[Items listed in a dataset]
────────

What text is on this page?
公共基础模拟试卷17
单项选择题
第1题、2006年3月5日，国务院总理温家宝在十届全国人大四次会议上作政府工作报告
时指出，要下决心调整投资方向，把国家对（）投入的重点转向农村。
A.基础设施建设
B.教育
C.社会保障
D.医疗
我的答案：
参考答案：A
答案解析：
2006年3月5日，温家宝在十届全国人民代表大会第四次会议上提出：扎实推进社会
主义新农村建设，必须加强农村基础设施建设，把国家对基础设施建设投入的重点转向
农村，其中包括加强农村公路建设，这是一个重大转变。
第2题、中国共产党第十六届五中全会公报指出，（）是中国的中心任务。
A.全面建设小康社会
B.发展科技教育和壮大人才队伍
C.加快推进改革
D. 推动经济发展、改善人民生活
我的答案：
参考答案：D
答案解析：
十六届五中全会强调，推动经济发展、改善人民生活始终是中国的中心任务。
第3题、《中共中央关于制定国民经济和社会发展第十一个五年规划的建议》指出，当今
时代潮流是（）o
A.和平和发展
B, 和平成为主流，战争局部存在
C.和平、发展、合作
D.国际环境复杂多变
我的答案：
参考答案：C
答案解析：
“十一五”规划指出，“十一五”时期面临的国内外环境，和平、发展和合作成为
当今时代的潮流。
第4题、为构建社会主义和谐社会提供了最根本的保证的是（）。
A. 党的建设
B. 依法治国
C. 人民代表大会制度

────────

TASK DIRECTIONS:
Restate the whole listing exactly.

FINISHED ANSWER:
What text is on this page?
公共基础模拟试卷17
单项选择题
第1题、2006年3月5日，国务院总理温家宝在十届全国人大四次会议上作政府工作报告
时指出，要下决心调整投资方向，把国家对（）投入的重点转向农村。
A.基础设施建设
B.教育
C.社会保障
D.医疗
我的答案：
参考答案：A
答案解析：
2006年3月5日，温家宝在十届全国人民代表大会第四次会议上提出：扎实推进社会
主义新农村建设，必须加强农村基础设施建设，把国家对基础设施建设投入的重点转向
农村，其中包括加强农村公路建设，这是一个重大转变。
第2题、中国共产党第十六届五中全会公报指出，（）是中国的中心任务。
A.全面建设小康社会
B.发展科技教育和壮大人才队伍
C.加快推进改革
D. 推动经济发展、改善人民生活
我的答案：
参考答案：D
答案解析：
十六届五中全会强调，推动经济发展、改善人民生活始终是中国的中心任务。
第3题、《中共中央关于制定国民经济和社会发展第十一个五年规划的建议》指出，当今
时代潮流是（）o
A.和平和发展
B, 和平成为主流，战争局部存在
C.和平、发展、合作
D.国际环境复杂多变
我的答案：
参考答案：C
答案解析：
“十一五”规划指出，“十一五”时期面临的国内外环境，和平、发展和合作成为
当今时代的潮流。
第4题、为构建社会主义和谐社会提供了最根本的保证的是（）。
A. 党的建设
B. 依法治国
C. 人民代表大会制度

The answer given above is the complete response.